▶ Problem to solve: Search the listing for "location" and copy every line where it appears.

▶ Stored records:
^^^^^^^^^^^^^^^^
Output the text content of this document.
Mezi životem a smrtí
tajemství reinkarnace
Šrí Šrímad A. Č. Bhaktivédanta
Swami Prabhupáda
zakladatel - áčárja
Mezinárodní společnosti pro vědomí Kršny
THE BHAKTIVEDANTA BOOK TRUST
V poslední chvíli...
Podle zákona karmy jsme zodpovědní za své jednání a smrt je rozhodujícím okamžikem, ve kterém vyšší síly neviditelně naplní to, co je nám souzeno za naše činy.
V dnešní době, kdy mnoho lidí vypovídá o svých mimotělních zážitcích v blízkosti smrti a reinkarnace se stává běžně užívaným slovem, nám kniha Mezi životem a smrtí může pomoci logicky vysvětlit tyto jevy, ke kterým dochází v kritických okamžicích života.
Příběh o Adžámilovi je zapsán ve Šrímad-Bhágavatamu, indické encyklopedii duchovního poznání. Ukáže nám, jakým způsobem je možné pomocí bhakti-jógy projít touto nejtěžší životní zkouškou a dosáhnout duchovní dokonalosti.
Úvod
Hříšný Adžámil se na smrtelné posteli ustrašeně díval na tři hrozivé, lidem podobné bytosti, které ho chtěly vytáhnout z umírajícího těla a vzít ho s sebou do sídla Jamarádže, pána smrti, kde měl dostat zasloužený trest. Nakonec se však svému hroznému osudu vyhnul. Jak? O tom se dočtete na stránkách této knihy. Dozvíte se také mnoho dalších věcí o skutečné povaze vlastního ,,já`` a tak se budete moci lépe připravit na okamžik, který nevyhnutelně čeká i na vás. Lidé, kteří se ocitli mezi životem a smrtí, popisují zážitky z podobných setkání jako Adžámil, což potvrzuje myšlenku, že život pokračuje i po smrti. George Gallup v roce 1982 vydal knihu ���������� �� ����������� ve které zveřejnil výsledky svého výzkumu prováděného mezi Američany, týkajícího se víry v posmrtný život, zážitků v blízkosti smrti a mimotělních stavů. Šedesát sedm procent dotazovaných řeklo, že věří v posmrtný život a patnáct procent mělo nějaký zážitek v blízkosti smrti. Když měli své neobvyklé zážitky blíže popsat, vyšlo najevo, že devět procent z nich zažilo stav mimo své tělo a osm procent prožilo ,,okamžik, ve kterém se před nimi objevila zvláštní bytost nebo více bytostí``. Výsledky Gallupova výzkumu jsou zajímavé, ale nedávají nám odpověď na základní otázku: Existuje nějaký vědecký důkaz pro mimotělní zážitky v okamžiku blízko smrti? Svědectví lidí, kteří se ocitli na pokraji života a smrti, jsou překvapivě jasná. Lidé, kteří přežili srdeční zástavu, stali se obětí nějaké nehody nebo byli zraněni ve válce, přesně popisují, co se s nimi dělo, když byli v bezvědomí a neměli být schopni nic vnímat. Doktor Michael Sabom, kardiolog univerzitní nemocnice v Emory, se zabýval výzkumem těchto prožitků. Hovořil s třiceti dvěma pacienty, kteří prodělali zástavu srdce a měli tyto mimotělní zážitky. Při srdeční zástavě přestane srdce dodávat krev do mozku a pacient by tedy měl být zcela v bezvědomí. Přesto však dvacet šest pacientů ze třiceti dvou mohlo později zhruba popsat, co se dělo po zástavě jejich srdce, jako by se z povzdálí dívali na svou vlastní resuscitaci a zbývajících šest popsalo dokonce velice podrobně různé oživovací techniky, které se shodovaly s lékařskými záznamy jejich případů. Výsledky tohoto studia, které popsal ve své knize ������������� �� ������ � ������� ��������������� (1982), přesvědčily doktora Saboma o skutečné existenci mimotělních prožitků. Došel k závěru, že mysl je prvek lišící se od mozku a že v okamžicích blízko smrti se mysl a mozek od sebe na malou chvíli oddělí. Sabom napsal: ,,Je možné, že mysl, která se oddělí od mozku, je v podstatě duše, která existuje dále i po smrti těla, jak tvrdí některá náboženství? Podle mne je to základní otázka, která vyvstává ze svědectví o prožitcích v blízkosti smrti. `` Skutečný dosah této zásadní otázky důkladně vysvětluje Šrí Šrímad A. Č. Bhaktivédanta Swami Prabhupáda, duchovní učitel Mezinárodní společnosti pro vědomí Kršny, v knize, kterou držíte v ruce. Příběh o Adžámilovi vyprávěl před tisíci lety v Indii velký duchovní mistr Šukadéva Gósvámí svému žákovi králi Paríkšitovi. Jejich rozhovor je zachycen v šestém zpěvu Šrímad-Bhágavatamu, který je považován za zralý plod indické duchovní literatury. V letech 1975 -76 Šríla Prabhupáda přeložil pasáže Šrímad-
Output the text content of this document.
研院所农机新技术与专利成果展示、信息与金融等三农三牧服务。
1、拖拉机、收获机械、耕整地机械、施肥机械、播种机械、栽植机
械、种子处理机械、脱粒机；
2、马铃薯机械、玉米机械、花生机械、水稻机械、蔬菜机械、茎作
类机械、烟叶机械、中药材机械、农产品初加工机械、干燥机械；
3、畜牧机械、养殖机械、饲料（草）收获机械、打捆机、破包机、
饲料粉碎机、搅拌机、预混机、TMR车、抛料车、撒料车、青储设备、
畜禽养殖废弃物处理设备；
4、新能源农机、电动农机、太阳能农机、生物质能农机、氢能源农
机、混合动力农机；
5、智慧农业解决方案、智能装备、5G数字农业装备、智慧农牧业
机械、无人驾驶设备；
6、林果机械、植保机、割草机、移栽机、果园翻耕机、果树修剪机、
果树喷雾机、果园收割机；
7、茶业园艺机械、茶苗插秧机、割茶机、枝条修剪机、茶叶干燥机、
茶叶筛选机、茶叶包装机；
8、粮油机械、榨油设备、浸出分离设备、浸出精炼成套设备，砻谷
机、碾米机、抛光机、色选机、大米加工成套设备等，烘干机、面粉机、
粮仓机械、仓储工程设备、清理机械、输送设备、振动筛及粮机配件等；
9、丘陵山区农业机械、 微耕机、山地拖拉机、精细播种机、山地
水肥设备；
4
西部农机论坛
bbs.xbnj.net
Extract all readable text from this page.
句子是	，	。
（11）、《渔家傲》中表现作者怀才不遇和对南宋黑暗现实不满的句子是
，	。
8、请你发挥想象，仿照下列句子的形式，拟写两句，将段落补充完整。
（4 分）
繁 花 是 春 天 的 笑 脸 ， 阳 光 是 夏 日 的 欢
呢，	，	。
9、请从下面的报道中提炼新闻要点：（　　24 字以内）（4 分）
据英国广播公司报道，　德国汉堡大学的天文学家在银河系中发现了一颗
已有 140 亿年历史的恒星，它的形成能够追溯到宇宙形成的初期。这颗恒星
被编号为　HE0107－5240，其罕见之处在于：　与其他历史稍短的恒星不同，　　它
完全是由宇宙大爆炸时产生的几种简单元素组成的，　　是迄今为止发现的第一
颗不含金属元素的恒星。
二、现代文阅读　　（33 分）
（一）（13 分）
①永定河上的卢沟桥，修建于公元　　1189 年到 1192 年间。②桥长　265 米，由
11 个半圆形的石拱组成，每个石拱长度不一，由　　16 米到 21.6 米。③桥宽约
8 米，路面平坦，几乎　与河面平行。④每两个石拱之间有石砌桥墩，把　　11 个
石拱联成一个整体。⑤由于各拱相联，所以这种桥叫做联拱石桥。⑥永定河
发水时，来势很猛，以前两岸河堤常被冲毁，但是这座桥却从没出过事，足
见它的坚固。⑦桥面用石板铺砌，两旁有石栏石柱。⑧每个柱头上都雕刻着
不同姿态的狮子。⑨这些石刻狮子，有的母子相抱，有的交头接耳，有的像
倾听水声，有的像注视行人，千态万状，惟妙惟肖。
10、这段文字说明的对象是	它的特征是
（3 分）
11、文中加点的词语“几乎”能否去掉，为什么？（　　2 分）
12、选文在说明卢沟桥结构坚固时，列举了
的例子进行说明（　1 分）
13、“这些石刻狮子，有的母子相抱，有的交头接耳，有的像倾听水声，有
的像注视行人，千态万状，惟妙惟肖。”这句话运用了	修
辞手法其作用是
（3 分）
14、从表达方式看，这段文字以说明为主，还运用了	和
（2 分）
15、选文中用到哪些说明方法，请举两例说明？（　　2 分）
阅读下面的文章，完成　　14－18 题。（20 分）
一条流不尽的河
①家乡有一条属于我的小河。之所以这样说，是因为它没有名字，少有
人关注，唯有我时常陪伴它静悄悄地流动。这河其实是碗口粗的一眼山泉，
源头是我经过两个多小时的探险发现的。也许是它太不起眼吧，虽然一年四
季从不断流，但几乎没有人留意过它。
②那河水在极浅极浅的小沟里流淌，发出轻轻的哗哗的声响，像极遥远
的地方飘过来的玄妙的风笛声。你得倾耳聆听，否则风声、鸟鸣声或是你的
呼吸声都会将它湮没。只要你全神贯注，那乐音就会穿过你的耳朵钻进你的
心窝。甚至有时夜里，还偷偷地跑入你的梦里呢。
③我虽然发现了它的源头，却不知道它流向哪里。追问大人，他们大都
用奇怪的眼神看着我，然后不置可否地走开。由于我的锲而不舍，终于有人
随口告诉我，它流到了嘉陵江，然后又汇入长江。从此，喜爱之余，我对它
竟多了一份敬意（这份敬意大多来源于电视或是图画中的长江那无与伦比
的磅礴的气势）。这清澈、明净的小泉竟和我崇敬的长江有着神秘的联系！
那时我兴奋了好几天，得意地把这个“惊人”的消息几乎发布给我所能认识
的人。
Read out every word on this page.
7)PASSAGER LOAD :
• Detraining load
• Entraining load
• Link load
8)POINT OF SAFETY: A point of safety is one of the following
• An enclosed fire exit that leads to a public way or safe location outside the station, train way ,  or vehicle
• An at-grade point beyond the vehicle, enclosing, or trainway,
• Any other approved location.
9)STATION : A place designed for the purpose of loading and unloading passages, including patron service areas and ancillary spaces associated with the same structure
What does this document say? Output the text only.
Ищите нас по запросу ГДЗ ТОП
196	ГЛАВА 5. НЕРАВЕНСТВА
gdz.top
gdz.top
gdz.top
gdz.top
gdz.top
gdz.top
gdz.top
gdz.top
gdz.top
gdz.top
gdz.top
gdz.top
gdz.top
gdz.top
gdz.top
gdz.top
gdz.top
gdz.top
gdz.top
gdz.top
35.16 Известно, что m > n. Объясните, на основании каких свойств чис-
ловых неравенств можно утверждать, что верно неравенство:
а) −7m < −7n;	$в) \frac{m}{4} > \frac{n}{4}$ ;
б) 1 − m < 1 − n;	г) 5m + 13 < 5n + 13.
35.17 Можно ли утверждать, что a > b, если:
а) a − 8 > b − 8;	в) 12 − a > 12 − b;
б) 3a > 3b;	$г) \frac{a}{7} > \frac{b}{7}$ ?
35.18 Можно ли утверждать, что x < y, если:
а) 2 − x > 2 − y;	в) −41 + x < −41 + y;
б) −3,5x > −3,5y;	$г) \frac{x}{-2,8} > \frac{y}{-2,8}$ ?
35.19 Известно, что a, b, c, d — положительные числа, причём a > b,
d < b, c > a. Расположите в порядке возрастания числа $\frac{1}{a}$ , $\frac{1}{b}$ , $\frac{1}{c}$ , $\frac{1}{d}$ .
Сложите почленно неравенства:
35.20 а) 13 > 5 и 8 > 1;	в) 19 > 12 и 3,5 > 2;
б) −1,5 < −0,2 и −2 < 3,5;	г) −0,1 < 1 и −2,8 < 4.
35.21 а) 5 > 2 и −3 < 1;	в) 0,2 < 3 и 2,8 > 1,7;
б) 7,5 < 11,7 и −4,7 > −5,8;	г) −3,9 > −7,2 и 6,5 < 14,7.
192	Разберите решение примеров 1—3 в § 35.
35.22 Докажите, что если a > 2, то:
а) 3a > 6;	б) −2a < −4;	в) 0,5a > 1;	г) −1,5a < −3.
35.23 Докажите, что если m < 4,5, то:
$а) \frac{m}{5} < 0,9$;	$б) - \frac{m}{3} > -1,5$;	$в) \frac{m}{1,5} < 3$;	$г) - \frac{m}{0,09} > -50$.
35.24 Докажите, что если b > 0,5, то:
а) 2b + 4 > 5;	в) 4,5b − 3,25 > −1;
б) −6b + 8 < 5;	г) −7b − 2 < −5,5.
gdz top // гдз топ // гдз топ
^^^^^^^^^^^^^^^^
▶ Task solution:
• An enclosed fire exit that leads to a public way or safe location outside the station, train way ,  or vehicle
• Any other approved location.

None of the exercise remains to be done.